What is asked: Reproduce these rows word for word, starting at the line that has "553, 524, 624]" and ending after the line that has "544, 79, 588]".
:::
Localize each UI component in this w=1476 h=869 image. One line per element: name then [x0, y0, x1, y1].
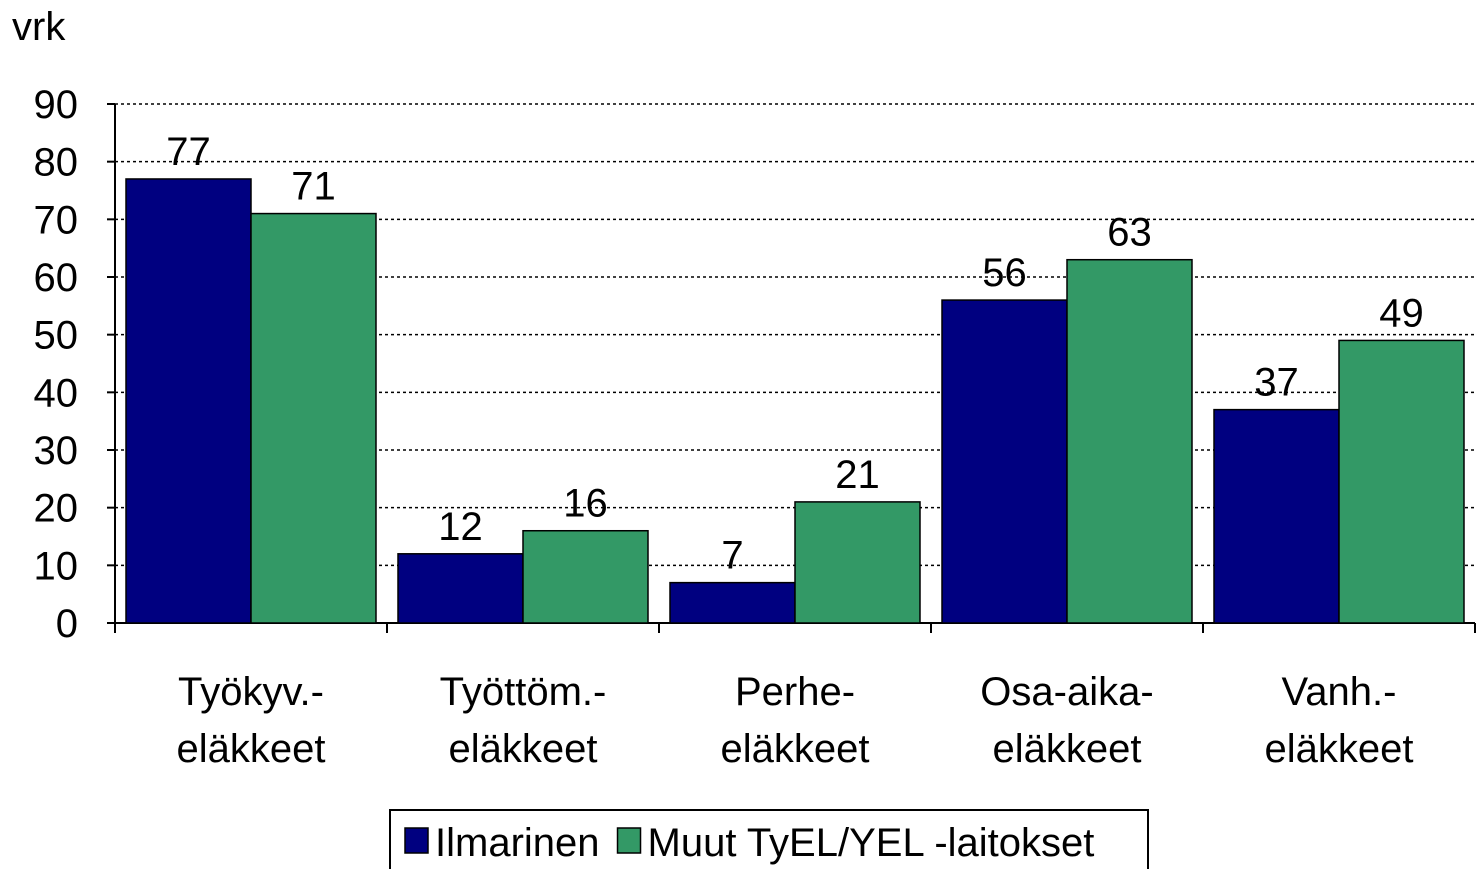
bar	[397, 553, 524, 624]
value-label: 12	[438, 505, 483, 549]
y-tick-label: 80	[34, 141, 79, 185]
x-tick-label: eläkkeet	[993, 727, 1142, 771]
x-tick-label: eläkkeet	[721, 727, 870, 771]
value-label: 7	[721, 534, 743, 578]
value-label: 16	[563, 482, 608, 526]
bar	[125, 178, 252, 624]
bar	[1213, 408, 1340, 624]
value-label: 71	[291, 165, 336, 209]
legend-label: Muut TyEL/YEL -laitokset	[648, 821, 1095, 865]
legend-label: Ilmarinen	[435, 821, 600, 865]
bar	[669, 581, 796, 624]
y-tick-label: 10	[34, 544, 79, 588]
value-label: 37	[1254, 361, 1299, 405]
legend-swatch	[404, 827, 429, 854]
value-label: 56	[982, 251, 1027, 295]
value-label: 21	[835, 453, 880, 497]
x-tick-label: eläkkeet	[449, 727, 598, 771]
bar	[1338, 339, 1465, 624]
value-label: 77	[166, 130, 211, 174]
y-axis-label: vrk	[12, 5, 66, 49]
y-tick-label: 90	[34, 83, 79, 127]
bar	[250, 212, 377, 624]
y-tick-label: 60	[34, 256, 79, 300]
bar	[794, 501, 921, 624]
value-label: 49	[1379, 291, 1424, 335]
bar	[1066, 258, 1193, 624]
x-tick-label: Vanh.-	[1282, 670, 1397, 714]
x-tick-label: Työttöm.-	[440, 670, 607, 714]
y-tick-label: 50	[34, 314, 79, 358]
x-tick-label: Perhe-	[735, 670, 855, 714]
y-tick-label: 20	[34, 487, 79, 531]
bar	[522, 529, 649, 624]
legend-swatch	[616, 827, 642, 854]
y-tick-label: 70	[34, 198, 79, 242]
x-tick-label: Osa-aika-	[980, 670, 1153, 714]
x-tick-label: eläkkeet	[177, 727, 326, 771]
y-tick-label: 0	[56, 602, 78, 646]
legend-box	[389, 809, 1149, 869]
x-tick-label: Työkyv.-	[178, 670, 324, 714]
y-tick-label: 30	[34, 429, 79, 473]
y-tick-label: 40	[34, 371, 79, 415]
x-tick-label: eläkkeet	[1265, 727, 1414, 771]
value-label: 63	[1107, 211, 1152, 255]
bar	[941, 299, 1068, 624]
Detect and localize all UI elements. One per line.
:::
The reply:
bar	[397, 553, 524, 624]
value-label: 12	[438, 505, 483, 549]
y-tick-label: 80	[34, 141, 79, 185]
x-tick-label: eläkkeet	[993, 727, 1142, 771]
x-tick-label: eläkkeet	[721, 727, 870, 771]
value-label: 7	[721, 534, 743, 578]
value-label: 16	[563, 482, 608, 526]
bar	[125, 178, 252, 624]
bar	[1213, 408, 1340, 624]
value-label: 71	[291, 165, 336, 209]
legend-label: Muut TyEL/YEL -laitokset	[648, 821, 1095, 865]
legend-label: Ilmarinen	[435, 821, 600, 865]
bar	[669, 581, 796, 624]
y-tick-label: 10	[34, 544, 79, 588]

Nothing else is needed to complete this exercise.